**Required work**
For the listing below, give the number of lines in which "Polskiej" occurs. Add nothing.

**Provided data**
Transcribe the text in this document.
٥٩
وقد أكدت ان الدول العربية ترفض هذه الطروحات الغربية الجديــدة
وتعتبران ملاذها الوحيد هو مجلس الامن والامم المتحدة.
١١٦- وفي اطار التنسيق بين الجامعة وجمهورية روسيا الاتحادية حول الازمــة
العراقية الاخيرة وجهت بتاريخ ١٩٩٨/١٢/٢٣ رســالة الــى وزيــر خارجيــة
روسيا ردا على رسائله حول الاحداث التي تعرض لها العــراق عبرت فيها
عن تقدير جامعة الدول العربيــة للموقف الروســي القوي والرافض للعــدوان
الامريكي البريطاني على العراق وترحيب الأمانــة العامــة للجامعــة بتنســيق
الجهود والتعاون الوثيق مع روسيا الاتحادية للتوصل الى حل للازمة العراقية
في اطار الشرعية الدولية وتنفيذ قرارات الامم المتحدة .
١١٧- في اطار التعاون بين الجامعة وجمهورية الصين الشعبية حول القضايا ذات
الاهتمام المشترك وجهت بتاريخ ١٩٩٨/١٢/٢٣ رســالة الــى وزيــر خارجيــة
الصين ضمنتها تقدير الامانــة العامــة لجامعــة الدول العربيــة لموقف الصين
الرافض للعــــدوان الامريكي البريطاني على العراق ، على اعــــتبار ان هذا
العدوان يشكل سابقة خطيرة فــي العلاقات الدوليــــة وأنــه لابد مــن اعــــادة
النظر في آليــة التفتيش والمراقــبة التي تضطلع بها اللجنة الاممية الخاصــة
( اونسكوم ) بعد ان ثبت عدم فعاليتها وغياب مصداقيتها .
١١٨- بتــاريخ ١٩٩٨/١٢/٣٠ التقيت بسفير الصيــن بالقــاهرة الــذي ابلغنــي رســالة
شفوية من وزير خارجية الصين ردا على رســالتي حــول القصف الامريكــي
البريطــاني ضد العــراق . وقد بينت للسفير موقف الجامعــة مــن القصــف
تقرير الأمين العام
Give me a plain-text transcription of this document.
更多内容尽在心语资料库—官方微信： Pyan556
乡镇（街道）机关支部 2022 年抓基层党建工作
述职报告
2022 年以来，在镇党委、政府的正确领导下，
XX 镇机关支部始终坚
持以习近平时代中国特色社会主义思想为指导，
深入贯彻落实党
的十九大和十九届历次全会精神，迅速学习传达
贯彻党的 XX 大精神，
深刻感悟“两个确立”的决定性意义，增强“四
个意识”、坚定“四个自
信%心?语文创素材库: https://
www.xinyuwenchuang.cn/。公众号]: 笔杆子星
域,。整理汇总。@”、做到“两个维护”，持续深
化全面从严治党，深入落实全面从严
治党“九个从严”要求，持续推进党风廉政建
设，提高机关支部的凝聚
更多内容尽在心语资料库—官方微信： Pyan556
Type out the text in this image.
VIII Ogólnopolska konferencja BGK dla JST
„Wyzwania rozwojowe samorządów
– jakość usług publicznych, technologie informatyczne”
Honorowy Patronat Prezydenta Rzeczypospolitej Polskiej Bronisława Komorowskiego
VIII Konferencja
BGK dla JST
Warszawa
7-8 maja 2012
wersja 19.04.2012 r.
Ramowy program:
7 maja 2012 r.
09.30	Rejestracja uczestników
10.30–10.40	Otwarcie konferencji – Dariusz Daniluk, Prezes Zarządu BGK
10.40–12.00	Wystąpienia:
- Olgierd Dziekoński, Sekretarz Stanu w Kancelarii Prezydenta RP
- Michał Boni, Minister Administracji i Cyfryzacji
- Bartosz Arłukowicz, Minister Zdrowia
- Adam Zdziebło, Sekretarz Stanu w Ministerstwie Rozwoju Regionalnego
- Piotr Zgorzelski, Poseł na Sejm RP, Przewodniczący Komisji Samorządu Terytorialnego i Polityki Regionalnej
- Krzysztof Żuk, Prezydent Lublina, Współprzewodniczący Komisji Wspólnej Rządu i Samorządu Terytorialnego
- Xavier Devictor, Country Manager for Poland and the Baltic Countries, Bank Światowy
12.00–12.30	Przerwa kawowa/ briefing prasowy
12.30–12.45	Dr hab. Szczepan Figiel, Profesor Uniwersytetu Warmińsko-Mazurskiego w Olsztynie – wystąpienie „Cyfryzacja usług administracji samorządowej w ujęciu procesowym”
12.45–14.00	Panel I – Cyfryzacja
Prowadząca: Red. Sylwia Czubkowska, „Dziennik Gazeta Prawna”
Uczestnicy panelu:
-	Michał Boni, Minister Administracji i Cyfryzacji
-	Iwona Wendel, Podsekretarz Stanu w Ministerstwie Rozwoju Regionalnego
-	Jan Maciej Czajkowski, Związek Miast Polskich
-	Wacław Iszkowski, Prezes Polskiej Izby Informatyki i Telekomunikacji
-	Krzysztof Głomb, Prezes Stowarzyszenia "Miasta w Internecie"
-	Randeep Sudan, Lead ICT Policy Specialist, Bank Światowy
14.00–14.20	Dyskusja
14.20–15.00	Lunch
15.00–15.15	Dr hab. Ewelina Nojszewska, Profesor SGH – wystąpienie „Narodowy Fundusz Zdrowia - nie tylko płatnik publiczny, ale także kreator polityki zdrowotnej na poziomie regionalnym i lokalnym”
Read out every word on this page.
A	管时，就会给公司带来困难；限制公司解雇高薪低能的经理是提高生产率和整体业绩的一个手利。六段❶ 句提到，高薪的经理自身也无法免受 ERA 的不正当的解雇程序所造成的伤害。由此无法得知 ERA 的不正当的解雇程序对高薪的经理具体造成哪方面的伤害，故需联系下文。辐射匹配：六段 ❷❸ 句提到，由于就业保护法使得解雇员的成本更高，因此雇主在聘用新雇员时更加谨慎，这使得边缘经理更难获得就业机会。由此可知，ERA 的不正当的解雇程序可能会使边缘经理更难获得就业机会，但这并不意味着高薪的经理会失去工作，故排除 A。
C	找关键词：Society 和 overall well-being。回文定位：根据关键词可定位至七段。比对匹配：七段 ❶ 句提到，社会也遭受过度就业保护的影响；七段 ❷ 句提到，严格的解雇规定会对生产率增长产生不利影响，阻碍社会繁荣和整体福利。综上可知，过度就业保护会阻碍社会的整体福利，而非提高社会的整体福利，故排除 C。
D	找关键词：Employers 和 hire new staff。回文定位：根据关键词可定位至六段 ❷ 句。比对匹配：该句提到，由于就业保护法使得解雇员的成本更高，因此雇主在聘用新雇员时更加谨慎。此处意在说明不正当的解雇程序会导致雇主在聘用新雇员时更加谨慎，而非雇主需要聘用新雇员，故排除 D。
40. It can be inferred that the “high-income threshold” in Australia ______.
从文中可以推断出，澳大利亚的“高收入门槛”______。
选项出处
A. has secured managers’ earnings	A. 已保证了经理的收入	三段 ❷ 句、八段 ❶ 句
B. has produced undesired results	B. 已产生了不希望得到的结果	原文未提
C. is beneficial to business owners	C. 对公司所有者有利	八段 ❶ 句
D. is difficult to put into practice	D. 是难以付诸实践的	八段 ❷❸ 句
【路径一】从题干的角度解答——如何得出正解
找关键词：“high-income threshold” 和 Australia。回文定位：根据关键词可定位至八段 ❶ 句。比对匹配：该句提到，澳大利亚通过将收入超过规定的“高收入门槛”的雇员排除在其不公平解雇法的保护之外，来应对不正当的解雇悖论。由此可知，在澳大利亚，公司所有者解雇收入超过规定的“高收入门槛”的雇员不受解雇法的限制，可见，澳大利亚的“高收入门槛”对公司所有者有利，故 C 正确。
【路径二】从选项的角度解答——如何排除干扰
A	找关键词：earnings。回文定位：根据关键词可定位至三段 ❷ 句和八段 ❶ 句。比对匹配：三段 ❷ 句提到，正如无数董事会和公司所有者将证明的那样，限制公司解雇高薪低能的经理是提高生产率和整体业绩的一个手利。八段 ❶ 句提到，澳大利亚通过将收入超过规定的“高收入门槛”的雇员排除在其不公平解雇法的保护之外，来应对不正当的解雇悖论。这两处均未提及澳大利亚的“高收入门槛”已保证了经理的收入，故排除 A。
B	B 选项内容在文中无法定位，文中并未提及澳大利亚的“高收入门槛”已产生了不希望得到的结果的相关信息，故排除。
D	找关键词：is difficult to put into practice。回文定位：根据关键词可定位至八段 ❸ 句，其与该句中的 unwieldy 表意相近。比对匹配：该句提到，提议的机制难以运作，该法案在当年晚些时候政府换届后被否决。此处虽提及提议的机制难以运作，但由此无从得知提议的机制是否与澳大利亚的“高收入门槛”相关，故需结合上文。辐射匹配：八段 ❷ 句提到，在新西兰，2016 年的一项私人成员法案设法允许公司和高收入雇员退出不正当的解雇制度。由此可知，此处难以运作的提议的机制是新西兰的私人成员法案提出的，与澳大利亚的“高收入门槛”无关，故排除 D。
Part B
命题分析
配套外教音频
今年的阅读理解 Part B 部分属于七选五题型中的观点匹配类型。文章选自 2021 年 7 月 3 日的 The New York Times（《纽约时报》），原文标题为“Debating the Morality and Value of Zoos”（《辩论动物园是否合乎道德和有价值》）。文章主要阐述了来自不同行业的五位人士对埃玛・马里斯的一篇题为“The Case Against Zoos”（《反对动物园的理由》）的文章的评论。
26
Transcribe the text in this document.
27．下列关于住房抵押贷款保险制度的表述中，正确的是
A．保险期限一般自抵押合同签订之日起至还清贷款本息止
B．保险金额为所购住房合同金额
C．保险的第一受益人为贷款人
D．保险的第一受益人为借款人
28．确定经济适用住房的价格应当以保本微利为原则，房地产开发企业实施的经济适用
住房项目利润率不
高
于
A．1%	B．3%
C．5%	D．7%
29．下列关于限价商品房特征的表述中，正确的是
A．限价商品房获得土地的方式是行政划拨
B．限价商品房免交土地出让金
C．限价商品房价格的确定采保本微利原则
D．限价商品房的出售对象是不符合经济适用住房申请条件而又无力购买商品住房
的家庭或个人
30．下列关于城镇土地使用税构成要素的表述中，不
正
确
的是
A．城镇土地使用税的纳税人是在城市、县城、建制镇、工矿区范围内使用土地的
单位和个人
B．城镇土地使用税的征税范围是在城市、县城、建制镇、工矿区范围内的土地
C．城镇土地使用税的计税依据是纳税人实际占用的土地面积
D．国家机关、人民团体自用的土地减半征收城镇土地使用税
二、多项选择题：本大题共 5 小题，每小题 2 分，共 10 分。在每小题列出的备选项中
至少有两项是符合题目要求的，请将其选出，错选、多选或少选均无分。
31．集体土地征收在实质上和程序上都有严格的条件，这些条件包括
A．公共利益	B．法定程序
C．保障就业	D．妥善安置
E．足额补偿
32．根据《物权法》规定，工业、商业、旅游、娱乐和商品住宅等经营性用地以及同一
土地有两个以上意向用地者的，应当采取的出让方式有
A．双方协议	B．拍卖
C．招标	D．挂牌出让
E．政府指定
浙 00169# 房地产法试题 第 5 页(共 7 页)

**Result**
2